-- Begin Records --

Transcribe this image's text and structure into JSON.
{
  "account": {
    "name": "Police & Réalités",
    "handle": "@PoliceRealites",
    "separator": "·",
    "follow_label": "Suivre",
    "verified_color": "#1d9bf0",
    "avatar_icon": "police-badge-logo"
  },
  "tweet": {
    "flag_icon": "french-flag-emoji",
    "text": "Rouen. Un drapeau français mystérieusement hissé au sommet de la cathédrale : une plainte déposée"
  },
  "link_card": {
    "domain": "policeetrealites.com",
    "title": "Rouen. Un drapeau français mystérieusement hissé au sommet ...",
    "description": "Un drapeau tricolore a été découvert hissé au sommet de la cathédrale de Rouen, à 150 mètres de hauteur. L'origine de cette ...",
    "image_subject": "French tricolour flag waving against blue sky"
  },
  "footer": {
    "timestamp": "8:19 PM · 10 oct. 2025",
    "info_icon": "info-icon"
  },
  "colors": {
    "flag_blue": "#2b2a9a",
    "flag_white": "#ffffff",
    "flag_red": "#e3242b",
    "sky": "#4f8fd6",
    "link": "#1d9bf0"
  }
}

-- End Records --

# Goal
Work out the number of lines above that include the string "français" and write only that number.

# Task result
2